*Task directions*: Identify all lines in the listing that include the word "Fтяж", and copy them out.

*Given data*:
-- begin --

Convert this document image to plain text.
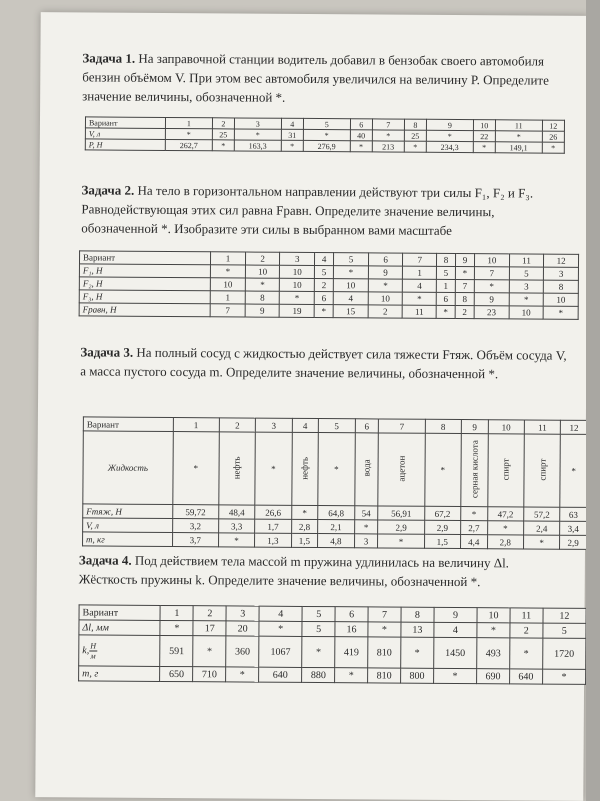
Задача 1. На заправочной станции водитель добавил в бензобак своего автомобиля бензин объёмом V. При этом вес автомобиля увеличился на величину P. Определите значение величины, обозначенной *.
Вариант	1	2	3	4	5	6	7	8	9	10	11	12
V, л	*	25	*	31	*	40	*	25	*	22	*	26
P, Н	262,7	*	163,3	*	276,9	*	213	*	234,3	*	149,1	*
Задача 2. На тело в горизонтальном направлении действуют три силы F₁, F₂ и F₃. Равнодействующая этих сил равна Fравн. Определите значение величины, обозначенной *. Изобразите эти силы в выбранном вами масштабе
Вариант	1	2	3	4	5	6	7	8	9	10	11	12
F₁, Н	*	10	10	5	*	9	1	5	*	7	5	3
F₂, Н	10	*	10	2	10	*	4	1	7	*	3	8
F₃, Н	1	8	*	6	4	10	*	6	8	9	*	10
Fравн, Н	7	9	19	*	15	2	11	*	2	23	10	*
Задача 3. На полный сосуд с жидкостью действует сила тяжести Fтяж. Объём сосуда V, а масса пустого сосуда m. Определите значение величины, обозначенной *.
Вариант	1	2	3	4	5	6	7	8	9	10	11	12
Жидкость	*	нефть	*	нефть	*	вода	ацетон	*	серная кислота	спирт	спирт	*
Fтяж, Н	59,72	48,4	26,6	*	64,8	54	56,91	67,2	*	47,2	57,2	63
V, л	3,2	3,3	1,7	2,8	2,1	*	2,9	2,9	2,7	*	2,4	3,4
m, кг	3,7	*	1,3	1,5	4,8	3	*	1,5	4,4	2,8	*	2,9
Задача 4. Под действием тела массой m пружина удлинилась на величину Δl. Жёсткость пружины k. Определите значение величины, обозначенной *.
Вариант	1	2	3	4	5	6	7	8	9	10	11	12
Δl, мм	*	17	20	*	5	16	*	13	4	*	2	5
k, $\frac{Н}{м}$	591	*	360	1067	*	419	810	*	1450	493	*	1720
m, г	650	710	*	640	880	*	810	800	*	690	640	*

-- end --

*Result of the exercise*:
Задача 3. На полный сосуд с жидкостью действует сила тяжести Fтяж. Объём сосуда V, а масса пустого сосуда m. Определите значение величины, обозначенной *.
Fтяж, Н	59,72	48,4	26,6	*	64,8	54	56,91	67,2	*	47,2	57,2	63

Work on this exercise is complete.